## AIM
Copy, in full, each line of the material that holds the word "none".

## DATA SUPPLIED

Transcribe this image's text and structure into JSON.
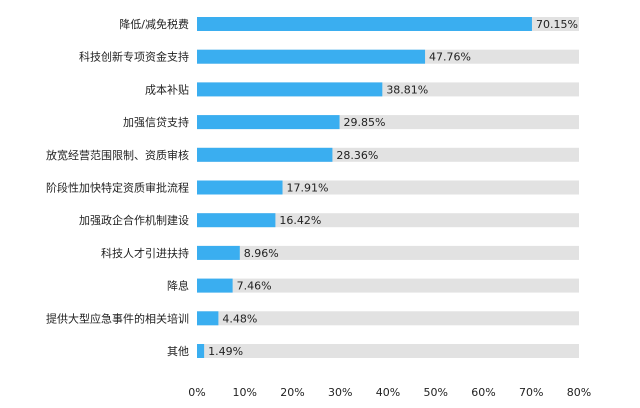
{
  "chart_data": {
    "type": "bar",
    "orientation": "horizontal",
    "categories": [
      "降低/减免税费",
      "科技创新专项资金支持",
      "成本补贴",
      "加强信贷支持",
      "放宽经营范围限制、资质审核",
      "阶段性加快特定资质审批流程",
      "加强政企合作机制建设",
      "科技人才引进扶持",
      "降息",
      "提供大型应急事件的相关培训",
      "其他"
    ],
    "values": [
      70.15,
      47.76,
      38.81,
      29.85,
      28.36,
      17.91,
      16.42,
      8.96,
      7.46,
      4.48,
      1.49
    ],
    "value_labels": [
      "70.15%",
      "47.76%",
      "38.81%",
      "29.85%",
      "28.36%",
      "17.91%",
      "16.42%",
      "8.96%",
      "7.46%",
      "4.48%",
      "1.49%"
    ],
    "xlim": [
      0,
      80
    ],
    "x_ticks": [
      "0%",
      "10%",
      "20%",
      "30%",
      "40%",
      "50%",
      "60%",
      "70%",
      "80%"
    ],
    "bar_color": "#3aaef0",
    "track_color": "#e2e2e2",
    "grid": false,
    "legend": "none"
  }
}
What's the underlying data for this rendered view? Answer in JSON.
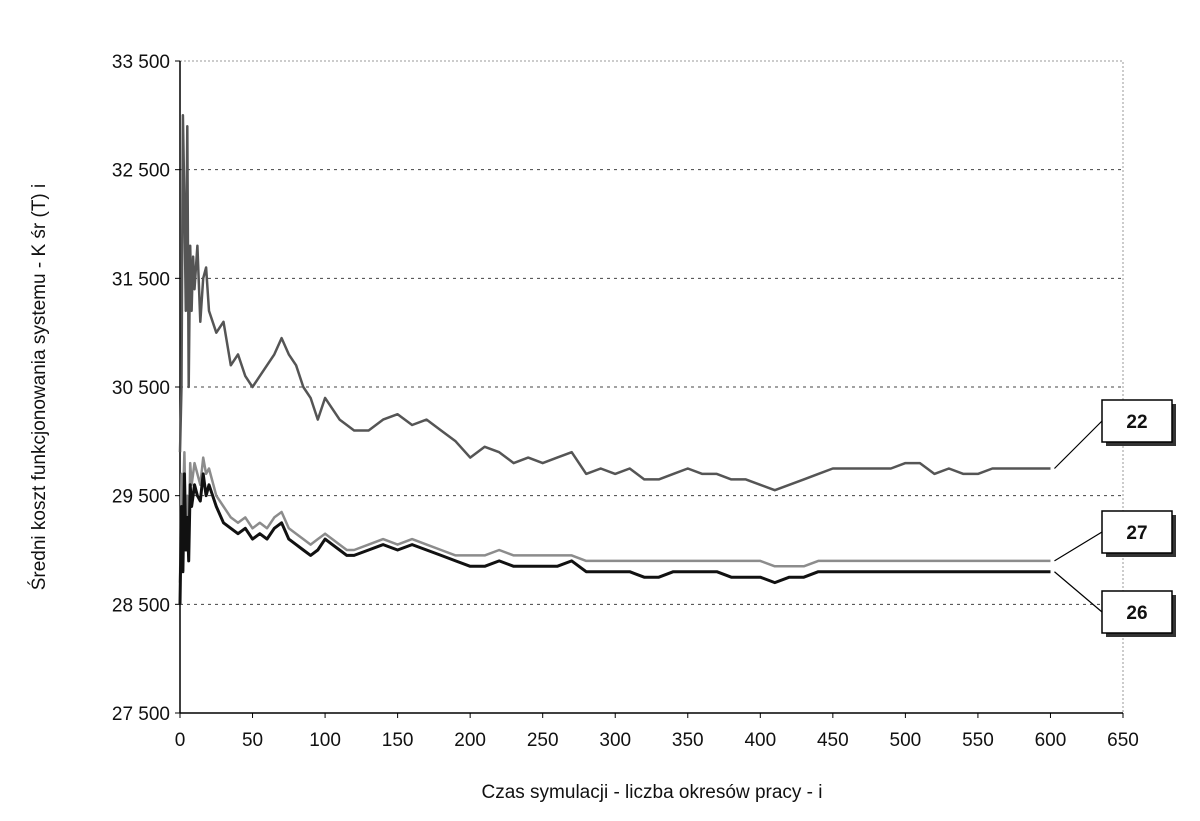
{
  "chart_data": {
    "type": "line",
    "xlabel": "Czas symulacji - liczba okresów pracy - i",
    "ylabel": "Średni koszt funkcjonowania systemu - K śr (T) i",
    "xlim": [
      0,
      650
    ],
    "ylim": [
      27500,
      33500
    ],
    "xticks": [
      0,
      50,
      100,
      150,
      200,
      250,
      300,
      350,
      400,
      450,
      500,
      550,
      600,
      650
    ],
    "yticks": [
      27500,
      28500,
      29500,
      30500,
      31500,
      32500,
      33500
    ],
    "xtick_labels": [
      "0",
      "50",
      "100",
      "150",
      "200",
      "250",
      "300",
      "350",
      "400",
      "450",
      "500",
      "550",
      "600",
      "650"
    ],
    "ytick_labels": [
      "27 500",
      "28 500",
      "29 500",
      "30 500",
      "31 500",
      "32 500",
      "33 500"
    ],
    "grid": "horizontal dashed",
    "legend": "none (callout labels at right)",
    "series": [
      {
        "name": "22",
        "color": "#555555",
        "x": [
          0,
          1,
          2,
          3,
          4,
          5,
          6,
          7,
          8,
          9,
          10,
          12,
          14,
          16,
          18,
          20,
          25,
          30,
          35,
          40,
          45,
          50,
          55,
          60,
          65,
          70,
          75,
          80,
          85,
          90,
          95,
          100,
          105,
          110,
          115,
          120,
          130,
          140,
          150,
          160,
          170,
          180,
          190,
          200,
          210,
          220,
          230,
          240,
          250,
          260,
          270,
          280,
          290,
          300,
          310,
          320,
          330,
          340,
          350,
          360,
          370,
          380,
          390,
          400,
          410,
          420,
          430,
          440,
          450,
          460,
          470,
          480,
          490,
          500,
          510,
          520,
          530,
          540,
          550,
          560,
          570,
          580,
          590,
          600
        ],
        "values": [
          29900,
          30500,
          33000,
          32200,
          31200,
          32900,
          30500,
          31800,
          31200,
          31700,
          31400,
          31800,
          31100,
          31500,
          31600,
          31200,
          31000,
          31100,
          30700,
          30800,
          30600,
          30500,
          30600,
          30700,
          30800,
          30950,
          30800,
          30700,
          30500,
          30400,
          30200,
          30400,
          30300,
          30200,
          30150,
          30100,
          30100,
          30200,
          30250,
          30150,
          30200,
          30100,
          30000,
          29850,
          29950,
          29900,
          29800,
          29850,
          29800,
          29850,
          29900,
          29700,
          29750,
          29700,
          29750,
          29650,
          29650,
          29700,
          29750,
          29700,
          29700,
          29650,
          29650,
          29600,
          29550,
          29600,
          29650,
          29700,
          29750,
          29750,
          29750,
          29750,
          29750,
          29800,
          29800,
          29700,
          29750,
          29700,
          29700,
          29750,
          29750,
          29750,
          29750,
          29750
        ]
      },
      {
        "name": "27",
        "color": "#8c8c8c",
        "x": [
          0,
          1,
          2,
          3,
          4,
          5,
          6,
          7,
          8,
          9,
          10,
          12,
          14,
          16,
          18,
          20,
          25,
          30,
          35,
          40,
          45,
          50,
          55,
          60,
          65,
          70,
          75,
          80,
          85,
          90,
          95,
          100,
          105,
          110,
          115,
          120,
          130,
          140,
          150,
          160,
          170,
          180,
          190,
          200,
          210,
          220,
          230,
          240,
          250,
          260,
          270,
          280,
          290,
          300,
          310,
          320,
          330,
          340,
          350,
          360,
          370,
          380,
          390,
          400,
          410,
          420,
          430,
          440,
          450,
          460,
          470,
          480,
          490,
          500,
          510,
          520,
          530,
          540,
          550,
          560,
          570,
          580,
          590,
          600
        ],
        "values": [
          28700,
          29700,
          29400,
          29900,
          29200,
          29500,
          29000,
          29800,
          29600,
          29700,
          29800,
          29700,
          29600,
          29850,
          29700,
          29750,
          29500,
          29400,
          29300,
          29250,
          29300,
          29200,
          29250,
          29200,
          29300,
          29350,
          29200,
          29150,
          29100,
          29050,
          29100,
          29150,
          29100,
          29050,
          29000,
          29000,
          29050,
          29100,
          29050,
          29100,
          29050,
          29000,
          28950,
          28950,
          28950,
          29000,
          28950,
          28950,
          28950,
          28950,
          28950,
          28900,
          28900,
          28900,
          28900,
          28900,
          28900,
          28900,
          28900,
          28900,
          28900,
          28900,
          28900,
          28900,
          28850,
          28850,
          28850,
          28900,
          28900,
          28900,
          28900,
          28900,
          28900,
          28900,
          28900,
          28900,
          28900,
          28900,
          28900,
          28900,
          28900,
          28900,
          28900,
          28900
        ]
      },
      {
        "name": "26",
        "color": "#111111",
        "x": [
          0,
          1,
          2,
          3,
          4,
          5,
          6,
          7,
          8,
          9,
          10,
          12,
          14,
          16,
          18,
          20,
          25,
          30,
          35,
          40,
          45,
          50,
          55,
          60,
          65,
          70,
          75,
          80,
          85,
          90,
          95,
          100,
          105,
          110,
          115,
          120,
          130,
          140,
          150,
          160,
          170,
          180,
          190,
          200,
          210,
          220,
          230,
          240,
          250,
          260,
          270,
          280,
          290,
          300,
          310,
          320,
          330,
          340,
          350,
          360,
          370,
          380,
          390,
          400,
          410,
          420,
          430,
          440,
          450,
          460,
          470,
          480,
          490,
          500,
          510,
          520,
          530,
          540,
          550,
          560,
          570,
          580,
          590,
          600
        ],
        "values": [
          28500,
          29400,
          28800,
          29700,
          29000,
          29300,
          28900,
          29600,
          29400,
          29500,
          29600,
          29500,
          29450,
          29700,
          29500,
          29600,
          29400,
          29250,
          29200,
          29150,
          29200,
          29100,
          29150,
          29100,
          29200,
          29250,
          29100,
          29050,
          29000,
          28950,
          29000,
          29100,
          29050,
          29000,
          28950,
          28950,
          29000,
          29050,
          29000,
          29050,
          29000,
          28950,
          28900,
          28850,
          28850,
          28900,
          28850,
          28850,
          28850,
          28850,
          28900,
          28800,
          28800,
          28800,
          28800,
          28750,
          28750,
          28800,
          28800,
          28800,
          28800,
          28750,
          28750,
          28750,
          28700,
          28750,
          28750,
          28800,
          28800,
          28800,
          28800,
          28800,
          28800,
          28800,
          28800,
          28800,
          28800,
          28800,
          28800,
          28800,
          28800,
          28800,
          28800,
          28800
        ]
      }
    ]
  }
}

## RESPONSE TO THE TASK
    "legend": "none"
    "legend": "none (callout labels at right)",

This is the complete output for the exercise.